# EXERCISE PROMPT
Identify each line containing the word "Arendsee" and copy it.

-- start of EXERCISE INPUTS --

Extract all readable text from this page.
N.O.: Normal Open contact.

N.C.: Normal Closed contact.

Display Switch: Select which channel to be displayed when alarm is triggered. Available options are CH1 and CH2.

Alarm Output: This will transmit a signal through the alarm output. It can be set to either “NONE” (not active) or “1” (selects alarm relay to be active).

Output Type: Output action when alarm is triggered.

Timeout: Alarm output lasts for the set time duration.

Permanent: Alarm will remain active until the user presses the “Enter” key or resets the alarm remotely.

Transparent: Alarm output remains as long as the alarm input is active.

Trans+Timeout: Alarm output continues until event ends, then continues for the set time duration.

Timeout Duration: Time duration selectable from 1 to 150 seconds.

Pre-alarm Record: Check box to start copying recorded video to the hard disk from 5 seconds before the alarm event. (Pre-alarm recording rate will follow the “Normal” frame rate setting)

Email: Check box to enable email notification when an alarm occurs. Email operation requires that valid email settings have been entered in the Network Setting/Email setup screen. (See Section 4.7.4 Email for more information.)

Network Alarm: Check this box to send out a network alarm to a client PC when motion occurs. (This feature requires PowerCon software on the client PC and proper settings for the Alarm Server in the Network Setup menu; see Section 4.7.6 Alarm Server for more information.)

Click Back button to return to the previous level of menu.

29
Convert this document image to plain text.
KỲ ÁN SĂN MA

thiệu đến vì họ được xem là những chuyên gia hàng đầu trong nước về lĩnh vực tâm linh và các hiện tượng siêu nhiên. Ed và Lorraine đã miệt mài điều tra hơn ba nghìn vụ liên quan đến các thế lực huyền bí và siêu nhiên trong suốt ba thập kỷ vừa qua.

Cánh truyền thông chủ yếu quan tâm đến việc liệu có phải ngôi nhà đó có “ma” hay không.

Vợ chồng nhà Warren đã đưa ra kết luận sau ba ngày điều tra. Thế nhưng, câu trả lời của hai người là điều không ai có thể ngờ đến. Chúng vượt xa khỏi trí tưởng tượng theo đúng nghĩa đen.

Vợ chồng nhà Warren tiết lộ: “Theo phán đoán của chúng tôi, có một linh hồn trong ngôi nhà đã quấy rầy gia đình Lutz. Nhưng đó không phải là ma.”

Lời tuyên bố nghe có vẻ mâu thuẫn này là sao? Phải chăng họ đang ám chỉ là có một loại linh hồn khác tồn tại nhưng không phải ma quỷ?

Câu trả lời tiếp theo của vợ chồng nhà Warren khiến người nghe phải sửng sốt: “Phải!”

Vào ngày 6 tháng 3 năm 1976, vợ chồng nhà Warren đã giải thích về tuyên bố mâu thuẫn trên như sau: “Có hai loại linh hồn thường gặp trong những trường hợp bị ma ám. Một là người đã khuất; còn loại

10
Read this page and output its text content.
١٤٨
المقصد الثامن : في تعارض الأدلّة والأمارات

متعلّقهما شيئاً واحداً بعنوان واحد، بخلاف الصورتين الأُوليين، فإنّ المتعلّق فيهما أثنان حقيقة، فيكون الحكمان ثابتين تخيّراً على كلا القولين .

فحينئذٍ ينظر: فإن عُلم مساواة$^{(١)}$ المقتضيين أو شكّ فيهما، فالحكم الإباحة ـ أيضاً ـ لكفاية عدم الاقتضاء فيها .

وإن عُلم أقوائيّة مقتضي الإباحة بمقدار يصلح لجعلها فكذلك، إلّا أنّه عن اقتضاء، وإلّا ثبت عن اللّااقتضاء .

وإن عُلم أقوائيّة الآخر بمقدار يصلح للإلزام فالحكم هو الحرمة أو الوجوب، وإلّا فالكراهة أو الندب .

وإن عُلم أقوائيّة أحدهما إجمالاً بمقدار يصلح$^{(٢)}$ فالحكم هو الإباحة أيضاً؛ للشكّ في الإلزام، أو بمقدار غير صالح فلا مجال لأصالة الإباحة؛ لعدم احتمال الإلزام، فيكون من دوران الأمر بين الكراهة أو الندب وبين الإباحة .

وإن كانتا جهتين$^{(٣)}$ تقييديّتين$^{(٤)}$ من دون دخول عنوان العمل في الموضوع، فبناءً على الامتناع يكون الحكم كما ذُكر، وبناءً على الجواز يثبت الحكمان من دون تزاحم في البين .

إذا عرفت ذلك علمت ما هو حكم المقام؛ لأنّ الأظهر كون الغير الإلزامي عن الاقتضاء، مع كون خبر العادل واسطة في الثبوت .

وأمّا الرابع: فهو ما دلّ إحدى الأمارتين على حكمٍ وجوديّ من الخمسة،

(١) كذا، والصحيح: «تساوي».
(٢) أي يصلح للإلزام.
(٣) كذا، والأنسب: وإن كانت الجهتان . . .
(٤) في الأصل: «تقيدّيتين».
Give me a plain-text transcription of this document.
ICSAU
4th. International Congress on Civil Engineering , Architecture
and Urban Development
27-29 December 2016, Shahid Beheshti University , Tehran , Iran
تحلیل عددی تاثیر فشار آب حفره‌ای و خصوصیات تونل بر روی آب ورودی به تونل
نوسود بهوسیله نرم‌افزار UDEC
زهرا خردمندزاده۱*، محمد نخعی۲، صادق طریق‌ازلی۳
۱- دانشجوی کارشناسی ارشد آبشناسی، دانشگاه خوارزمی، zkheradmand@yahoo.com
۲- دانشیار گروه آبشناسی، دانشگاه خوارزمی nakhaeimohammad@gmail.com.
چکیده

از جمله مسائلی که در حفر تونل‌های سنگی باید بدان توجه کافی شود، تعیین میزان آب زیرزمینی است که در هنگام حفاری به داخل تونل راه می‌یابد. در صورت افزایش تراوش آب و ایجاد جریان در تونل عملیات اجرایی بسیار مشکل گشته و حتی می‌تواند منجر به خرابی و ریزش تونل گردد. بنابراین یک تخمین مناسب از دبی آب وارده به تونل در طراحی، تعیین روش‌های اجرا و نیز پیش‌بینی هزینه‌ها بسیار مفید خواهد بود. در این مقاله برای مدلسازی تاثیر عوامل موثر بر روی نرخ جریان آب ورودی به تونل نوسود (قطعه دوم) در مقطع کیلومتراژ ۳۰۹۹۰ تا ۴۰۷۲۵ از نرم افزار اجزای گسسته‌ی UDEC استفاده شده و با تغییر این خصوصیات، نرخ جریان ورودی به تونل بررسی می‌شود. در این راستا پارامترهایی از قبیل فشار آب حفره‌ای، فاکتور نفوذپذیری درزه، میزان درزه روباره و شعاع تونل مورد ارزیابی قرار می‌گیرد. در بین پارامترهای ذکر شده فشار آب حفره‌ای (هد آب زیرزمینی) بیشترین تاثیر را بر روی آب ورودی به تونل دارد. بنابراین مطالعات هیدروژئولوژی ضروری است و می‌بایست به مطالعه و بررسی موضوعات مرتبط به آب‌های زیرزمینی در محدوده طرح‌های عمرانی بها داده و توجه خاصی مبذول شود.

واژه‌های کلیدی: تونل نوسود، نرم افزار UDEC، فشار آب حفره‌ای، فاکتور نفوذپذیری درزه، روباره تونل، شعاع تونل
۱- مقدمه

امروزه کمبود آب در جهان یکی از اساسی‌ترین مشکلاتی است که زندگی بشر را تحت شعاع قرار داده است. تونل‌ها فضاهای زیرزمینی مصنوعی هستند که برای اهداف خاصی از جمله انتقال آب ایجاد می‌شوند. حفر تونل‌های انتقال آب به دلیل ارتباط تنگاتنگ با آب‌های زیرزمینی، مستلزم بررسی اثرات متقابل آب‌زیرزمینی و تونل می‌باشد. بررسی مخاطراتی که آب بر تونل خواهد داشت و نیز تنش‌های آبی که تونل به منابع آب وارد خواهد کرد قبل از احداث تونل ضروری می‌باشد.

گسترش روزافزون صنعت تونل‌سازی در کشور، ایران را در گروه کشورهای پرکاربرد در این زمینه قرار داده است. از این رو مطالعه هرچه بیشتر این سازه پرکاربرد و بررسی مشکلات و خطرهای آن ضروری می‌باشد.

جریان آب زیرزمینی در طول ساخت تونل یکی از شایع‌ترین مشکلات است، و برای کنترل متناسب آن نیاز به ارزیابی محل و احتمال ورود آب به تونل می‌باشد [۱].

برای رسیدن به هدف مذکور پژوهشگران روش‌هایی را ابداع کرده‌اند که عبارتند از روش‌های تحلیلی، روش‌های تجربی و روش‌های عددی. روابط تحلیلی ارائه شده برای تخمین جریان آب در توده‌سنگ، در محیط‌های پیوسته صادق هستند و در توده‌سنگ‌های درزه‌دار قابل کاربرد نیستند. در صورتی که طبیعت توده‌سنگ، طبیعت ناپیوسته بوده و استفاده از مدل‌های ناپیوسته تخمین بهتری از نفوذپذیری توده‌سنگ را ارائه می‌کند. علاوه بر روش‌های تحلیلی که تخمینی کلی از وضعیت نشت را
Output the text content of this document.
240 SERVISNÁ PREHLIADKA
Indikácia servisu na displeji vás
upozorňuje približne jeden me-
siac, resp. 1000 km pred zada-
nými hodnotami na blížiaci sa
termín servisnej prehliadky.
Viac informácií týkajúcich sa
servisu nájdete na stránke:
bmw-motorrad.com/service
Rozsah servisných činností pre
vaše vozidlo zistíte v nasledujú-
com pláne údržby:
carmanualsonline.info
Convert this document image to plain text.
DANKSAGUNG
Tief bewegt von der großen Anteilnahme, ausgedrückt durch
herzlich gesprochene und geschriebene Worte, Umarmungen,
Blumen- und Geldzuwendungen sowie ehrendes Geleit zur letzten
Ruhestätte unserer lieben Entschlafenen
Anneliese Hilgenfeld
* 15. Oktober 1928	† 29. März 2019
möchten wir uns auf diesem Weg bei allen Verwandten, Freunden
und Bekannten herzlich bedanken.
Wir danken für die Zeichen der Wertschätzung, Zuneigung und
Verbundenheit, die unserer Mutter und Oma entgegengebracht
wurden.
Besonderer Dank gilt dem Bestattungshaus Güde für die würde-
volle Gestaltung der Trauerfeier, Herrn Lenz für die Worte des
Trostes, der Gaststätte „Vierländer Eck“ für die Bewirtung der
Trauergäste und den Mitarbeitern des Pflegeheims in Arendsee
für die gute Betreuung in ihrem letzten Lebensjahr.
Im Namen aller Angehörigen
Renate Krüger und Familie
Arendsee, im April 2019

-- end of EXERCISE INPUTS --

# COMPLETED EXERCISE
Trauergäste und den Mitarbeitern des Pflegeheims in Arendsee
Arendsee, im April 2019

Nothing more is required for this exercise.